__Task__:
Copy out each line of the material below that holds the string "name".

__Data section__:
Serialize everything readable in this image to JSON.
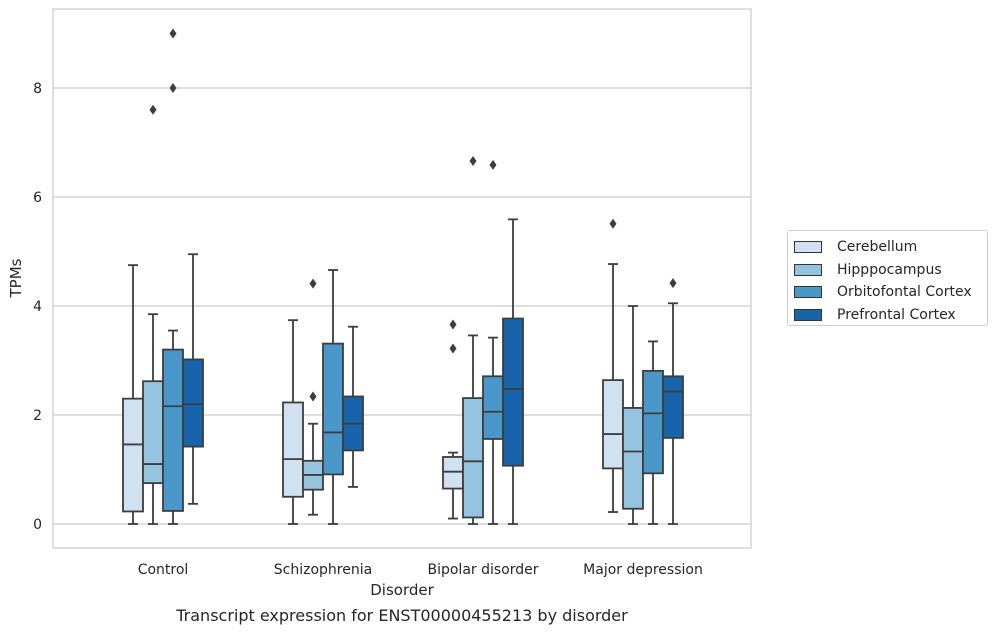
{
  "chart_data": {
    "type": "box",
    "title": "",
    "caption": "Transcript expression for ENST00000455213 by disorder",
    "xlabel": "Disorder",
    "ylabel": "TPMs",
    "ylim": [
      -0.45,
      9.45
    ],
    "yticks": [
      0,
      2,
      4,
      6,
      8
    ],
    "grid": "horizontal",
    "legend_position": "right",
    "categories": [
      "Control",
      "Schizophrenia",
      "Bipolar disorder",
      "Major depression"
    ],
    "series": [
      {
        "name": "Cerebellum",
        "color": "#d0e1f2",
        "boxes": [
          {
            "whisker_low": 0.0,
            "q1": 0.23,
            "median": 1.46,
            "q3": 2.3,
            "whisker_high": 4.75,
            "outliers": []
          },
          {
            "whisker_low": 0.0,
            "q1": 0.5,
            "median": 1.19,
            "q3": 2.23,
            "whisker_high": 3.74,
            "outliers": []
          },
          {
            "whisker_low": 0.1,
            "q1": 0.65,
            "median": 0.96,
            "q3": 1.23,
            "whisker_high": 1.31,
            "outliers": [
              3.22,
              3.66
            ]
          },
          {
            "whisker_low": 0.22,
            "q1": 1.02,
            "median": 1.65,
            "q3": 2.64,
            "whisker_high": 4.77,
            "outliers": [
              5.51
            ]
          }
        ]
      },
      {
        "name": "Hipppocampus",
        "color": "#94c4df",
        "boxes": [
          {
            "whisker_low": 0.0,
            "q1": 0.75,
            "median": 1.1,
            "q3": 2.62,
            "whisker_high": 3.85,
            "outliers": [
              7.6
            ]
          },
          {
            "whisker_low": 0.17,
            "q1": 0.63,
            "median": 0.9,
            "q3": 1.16,
            "whisker_high": 1.84,
            "outliers": [
              2.34,
              4.41
            ]
          },
          {
            "whisker_low": 0.0,
            "q1": 0.12,
            "median": 1.15,
            "q3": 2.31,
            "whisker_high": 3.46,
            "outliers": [
              6.66
            ]
          },
          {
            "whisker_low": 0.0,
            "q1": 0.28,
            "median": 1.33,
            "q3": 2.13,
            "whisker_high": 4.0,
            "outliers": []
          }
        ]
      },
      {
        "name": "Orbitofontal Cortex",
        "color": "#4a98c9",
        "boxes": [
          {
            "whisker_low": 0.0,
            "q1": 0.24,
            "median": 2.16,
            "q3": 3.2,
            "whisker_high": 3.55,
            "outliers": [
              8.0,
              9.0
            ]
          },
          {
            "whisker_low": 0.0,
            "q1": 0.91,
            "median": 1.68,
            "q3": 3.31,
            "whisker_high": 4.66,
            "outliers": []
          },
          {
            "whisker_low": 0.0,
            "q1": 1.56,
            "median": 2.06,
            "q3": 2.71,
            "whisker_high": 3.42,
            "outliers": [
              6.59
            ]
          },
          {
            "whisker_low": 0.0,
            "q1": 0.93,
            "median": 2.03,
            "q3": 2.81,
            "whisker_high": 3.35,
            "outliers": []
          }
        ]
      },
      {
        "name": "Prefrontal Cortex",
        "color": "#1764ab",
        "boxes": [
          {
            "whisker_low": 0.37,
            "q1": 1.42,
            "median": 2.2,
            "q3": 3.02,
            "whisker_high": 4.95,
            "outliers": []
          },
          {
            "whisker_low": 0.68,
            "q1": 1.35,
            "median": 1.84,
            "q3": 2.34,
            "whisker_high": 3.62,
            "outliers": []
          },
          {
            "whisker_low": 0.0,
            "q1": 1.07,
            "median": 2.48,
            "q3": 3.77,
            "whisker_high": 5.59,
            "outliers": []
          },
          {
            "whisker_low": 0.0,
            "q1": 1.58,
            "median": 2.43,
            "q3": 2.71,
            "whisker_high": 4.05,
            "outliers": [
              4.42
            ]
          }
        ]
      }
    ]
  }
}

__Final result__:
        "name": "Cerebellum",
        "name": "Hipppocampus",
        "name": "Orbitofontal Cortex",
        "name": "Prefrontal Cortex",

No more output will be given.